**WHAT YOU ARE ASKED TO DO**
Exactly and only the lines from the line holding "What does this" to the end of the records should be reproduced. Leave pictures out.

Stored entries

════════════════════

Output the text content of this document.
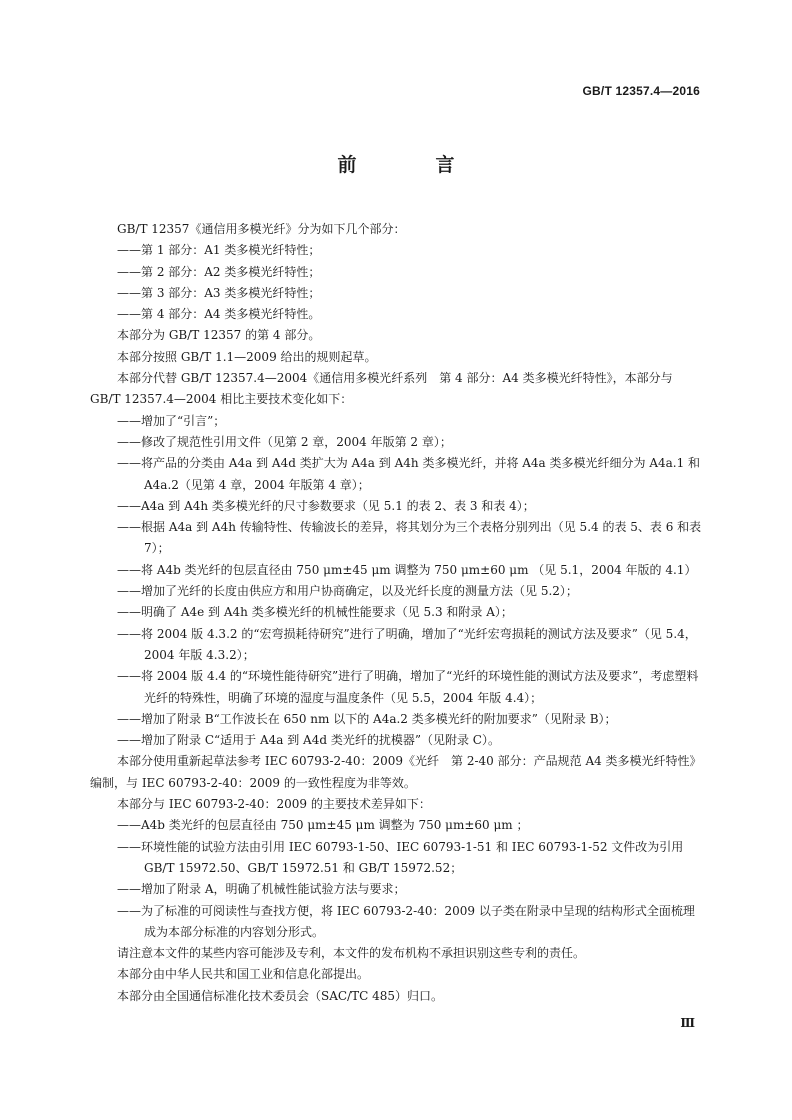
GB/T 12357.4—2016
前　言

GB/T 12357《通信用多模光纤》分为如下几个部分：

——第 1 部分：A1 类多模光纤特性；

——第 2 部分：A2 类多模光纤特性；

——第 3 部分：A3 类多模光纤特性；

——第 4 部分：A4 类多模光纤特性。

本部分为 GB/T 12357 的第 4 部分。

本部分按照 GB/T 1.1—2009 给出的规则起草。

本部分代替 GB/T 12357.4—2004《通信用多模光纤系列　第 4 部分：A4 类多模光纤特性》，本部分与 GB/T 12357.4—2004 相比主要技术变化如下：

——增加了“引言”；

——修改了规范性引用文件（见第 2 章，2004 年版第 2 章）；

——将产品的分类由 A4a 到 A4d 类扩大为 A4a 到 A4h 类多模光纤，并将 A4a 类多模光纤细分为 A4a.1 和 A4a.2（见第 4 章，2004 年版第 4 章）；

——A4a 到 A4h 类多模光纤的尺寸参数要求（见 5.1 的表 2、表 3 和表 4）；

——根据 A4a 到 A4h 传输特性、传输波长的差异，将其划分为三个表格分别列出（见 5.4 的表 5、表 6 和表 7）；

——将 A4b 类光纤的包层直径由 750 μm±45 μm 调整为 750 μm±60 μm （见 5.1，2004 年版的 4.1）

——增加了光纤的长度由供应方和用户协商确定，以及光纤长度的测量方法（见 5.2）；

——明确了 A4e 到 A4h 类多模光纤的机械性能要求（见 5.3 和附录 A）；

——将 2004 版 4.3.2 的“宏弯损耗待研究”进行了明确，增加了“光纤宏弯损耗的测试方法及要求”（见 5.4，2004 年版 4.3.2）；

——将 2004 版 4.4 的“环境性能待研究”进行了明确，增加了“光纤的环境性能的测试方法及要求”，考虑塑料光纤的特殊性，明确了环境的湿度与温度条件（见 5.5，2004 年版 4.4）；

——增加了附录 B“工作波长在 650 nm 以下的 A4a.2 类多模光纤的附加要求”（见附录 B）；

——增加了附录 C“适用于 A4a 到 A4d 类光纤的扰模器”（见附录 C）。

本部分使用重新起草法参考 IEC 60793-2-40：2009《光纤　第 2-40 部分：产品规范 A4 类多模光纤特性》编制，与 IEC 60793-2-40：2009 的一致性程度为非等效。

本部分与 IEC 60793-2-40：2009 的主要技术差异如下：

——A4b 类光纤的包层直径由 750 μm±45 μm 调整为 750 μm±60 μm ；

——环境性能的试验方法由引用 IEC 60793-1-50、IEC 60793-1-51 和 IEC 60793-1-52 文件改为引用 GB/T 15972.50、GB/T 15972.51 和 GB/T 15972.52；

——增加了附录 A，明确了机械性能试验方法与要求；

——为了标准的可阅读性与查找方便，将 IEC 60793-2-40：2009 以子类在附录中呈现的结构形式全面梳理成为本部分标准的内容划分形式。

请注意本文件的某些内容可能涉及专利，本文件的发布机构不承担识别这些专利的责任。

本部分由中华人民共和国工业和信息化部提出。

本部分由全国通信标准化技术委员会（SAC/TC 485）归口。

Ⅲ
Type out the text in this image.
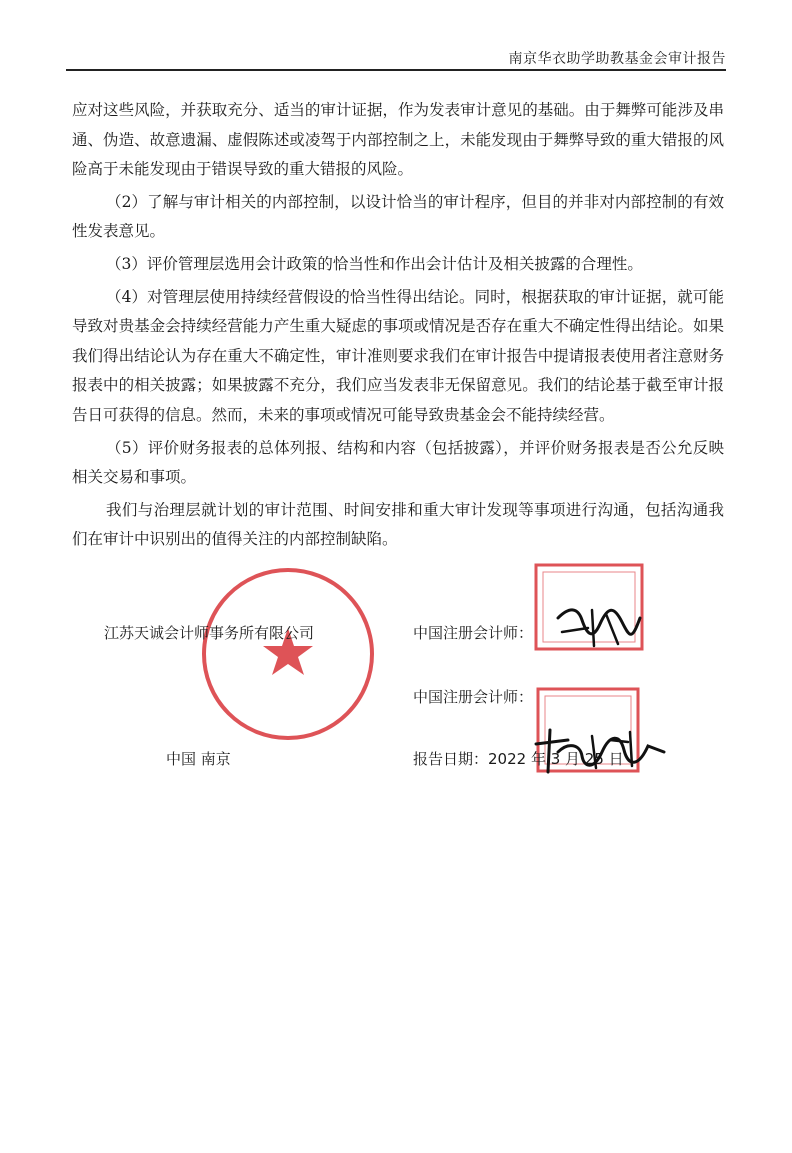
南京华衣助学助教基金会审计报告

应对这些风险，并获取充分、适当的审计证据，作为发表审计意见的基础。由于舞弊可能涉及串通、伪造、故意遗漏、虚假陈述或凌驾于内部控制之上，未能发现由于舞弊导致的重大错报的风险高于未能发现由于错误导致的重大错报的风险。

（2）了解与审计相关的内部控制，以设计恰当的审计程序，但目的并非对内部控制的有效性发表意见。

（3）评价管理层选用会计政策的恰当性和作出会计估计及相关披露的合理性。

（4）对管理层使用持续经营假设的恰当性得出结论。同时，根据获取的审计证据，就可能导致对贵基金会持续经营能力产生重大疑虑的事项或情况是否存在重大不确定性得出结论。如果我们得出结论认为存在重大不确定性，审计准则要求我们在审计报告中提请报表使用者注意财务报表中的相关披露；如果披露不充分，我们应当发表非无保留意见。我们的结论基于截至审计报告日可获得的信息。然而，未来的事项或情况可能导致贵基金会不能持续经营。

（5）评价财务报表的总体列报、结构和内容（包括披露），并评价财务报表是否公允反映相关交易和事项。

我们与治理层就计划的审计范围、时间安排和重大审计发现等事项进行沟通，包括沟通我们在审计中识别出的值得关注的内部控制缺陷。

江苏天诚会计师事务所有限公司	中国注册会计师：
中国注册会计师：
中国 南京	报告日期：2022 年 3 月 25 日
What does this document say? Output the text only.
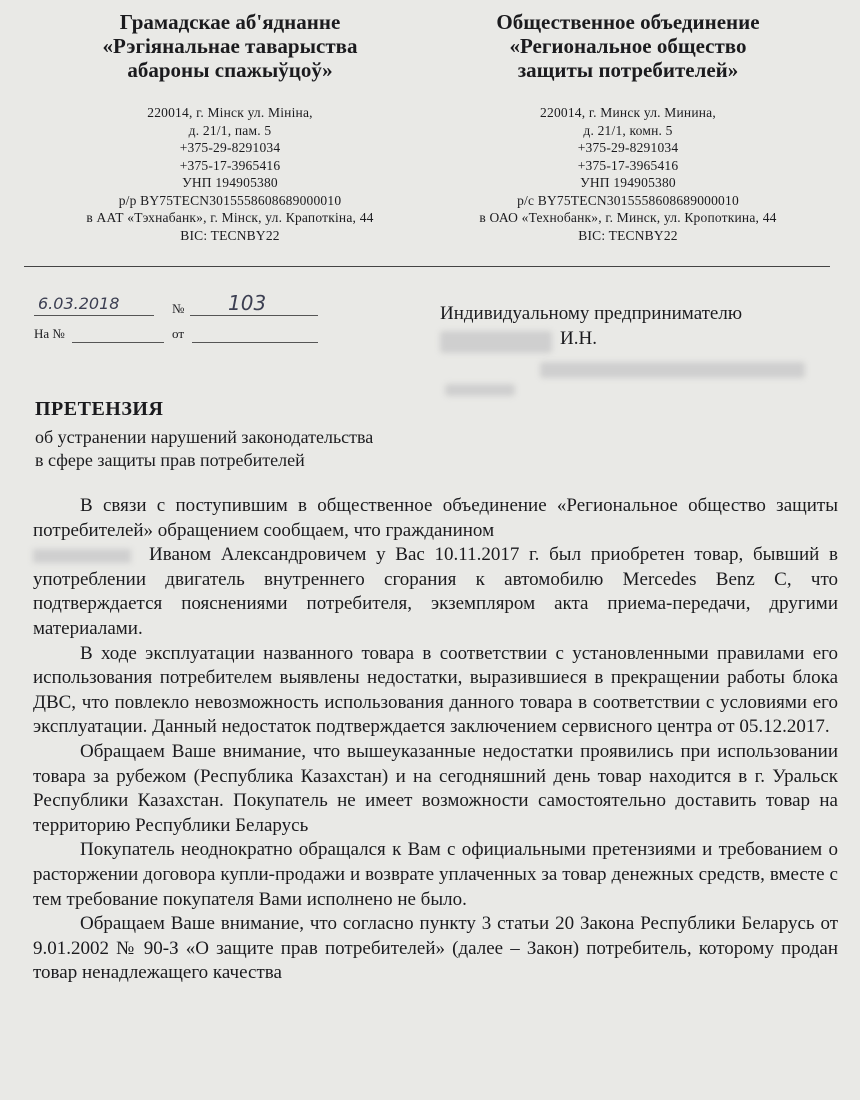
Грамадскае аб'яднанне
«Рэгіянальнае таварыства
абароны спажыўцоў»
220014, г. Мінск ул. Мініна,
д. 21/1, пам. 5
+375-29-8291034
+375-17-3965416
УНП 194905380
р/р BY75TECN3015558608689000010
в ААТ «Тэхнабанк», г. Мінск, ул. Крапоткіна, 44
BIC: TECNBY22
Общественное объединение
«Региональное общество
защиты потребителей»
220014, г. Минск ул. Минина,
д. 21/1, комн. 5
+375-29-8291034
+375-17-3965416
УНП 194905380
р/с BY75TECN3015558608689000010
в ОАО «Технобанк», г. Минск, ул. Кропоткина, 44
BIC: TECNBY22
6.03.2018	№ 103
На №	от
Индивидуальному предпринимателю
И.Н.
ПРЕТЕНЗИЯ
об устранении нарушений законодательства
в сфере защиты прав потребителей

В связи с поступившим в общественное объединение «Региональное общество защиты потребителей» обращением сообщаем, что гражданином

Иваном Александровичем у Вас 10.11.2017 г. был приобретен товар, бывший в употреблении двигатель внутреннего сгорания к автомобилю Mercedes Benz C, что подтверждается пояснениями потребителя, экземпляром акта приема-передачи, другими материалами.

В ходе эксплуатации названного товара в соответствии с установленными правилами его использования потребителем выявлены недостатки, выразившиеся в прекращении работы блока ДВС, что повлекло невозможность использования данного товара в соответствии с условиями его эксплуатации. Данный недостаток подтверждается заключением сервисного центра от 05.12.2017.

Обращаем Ваше внимание, что вышеуказанные недостатки проявились при использовании товара за рубежом (Республика Казахстан) и на сегодняшний день товар находится в г. Уральск Республики Казахстан. Покупатель не имеет возможности самостоятельно доставить товар на территорию Республики Беларусь

Покупатель неоднократно обращался к Вам с официальными претензиями и требованием о расторжении договора купли-продажи и возврате уплаченных за товар денежных средств, вместе с тем требование покупателя Вами исполнено не было.

Обращаем Ваше внимание, что согласно пункту 3 статьи 20 Закона Республики Беларусь от 9.01.2002 № 90-З «О защите прав потребителей» (далее – Закон) потребитель, которому продан товар ненадлежащего качества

════════════════════

**COMPLETE OUTPUT**
What does this document say? Output the text only.
Грамадскае аб'яднанне
«Рэгіянальнае таварыства
абароны спажыўцоў»
220014, г. Мінск ул. Мініна,
д. 21/1, пам. 5
+375-29-8291034
+375-17-3965416
УНП 194905380
р/р BY75TECN3015558608689000010
в ААТ «Тэхнабанк», г. Мінск, ул. Крапоткіна, 44
BIC: TECNBY22
Общественное объединение
«Региональное общество
защиты потребителей»
220014, г. Минск ул. Минина,
д. 21/1, комн. 5
+375-29-8291034
+375-17-3965416
УНП 194905380
р/с BY75TECN3015558608689000010
в ОАО «Технобанк», г. Минск, ул. Кропоткина, 44
BIC: TECNBY22
6.03.2018	№ 103
На №	от
Индивидуальному предпринимателю
И.Н.
ПРЕТЕНЗИЯ
об устранении нарушений законодательства
в сфере защиты прав потребителей

В связи с поступившим в общественное объединение «Региональное общество защиты потребителей» обращением сообщаем, что гражданином

Иваном Александровичем у Вас 10.11.2017 г. был приобретен товар, бывший в употреблении двигатель внутреннего сгорания к автомобилю Mercedes Benz C, что подтверждается пояснениями потребителя, экземпляром акта приема-передачи, другими материалами.

В ходе эксплуатации названного товара в соответствии с установленными правилами его использования потребителем выявлены недостатки, выразившиеся в прекращении работы блока ДВС, что повлекло невозможность использования данного товара в соответствии с условиями его эксплуатации. Данный недостаток подтверждается заключением сервисного центра от 05.12.2017.

Обращаем Ваше внимание, что вышеуказанные недостатки проявились при использовании товара за рубежом (Республика Казахстан) и на сегодняшний день товар находится в г. Уральск Республики Казахстан. Покупатель не имеет возможности самостоятельно доставить товар на территорию Республики Беларусь

Покупатель неоднократно обращался к Вам с официальными претензиями и требованием о расторжении договора купли-продажи и возврате уплаченных за товар денежных средств, вместе с тем требование покупателя Вами исполнено не было.

Обращаем Ваше внимание, что согласно пункту 3 статьи 20 Закона Республики Беларусь от 9.01.2002 № 90-З «О защите прав потребителей» (далее – Закон) потребитель, которому продан товар ненадлежащего качества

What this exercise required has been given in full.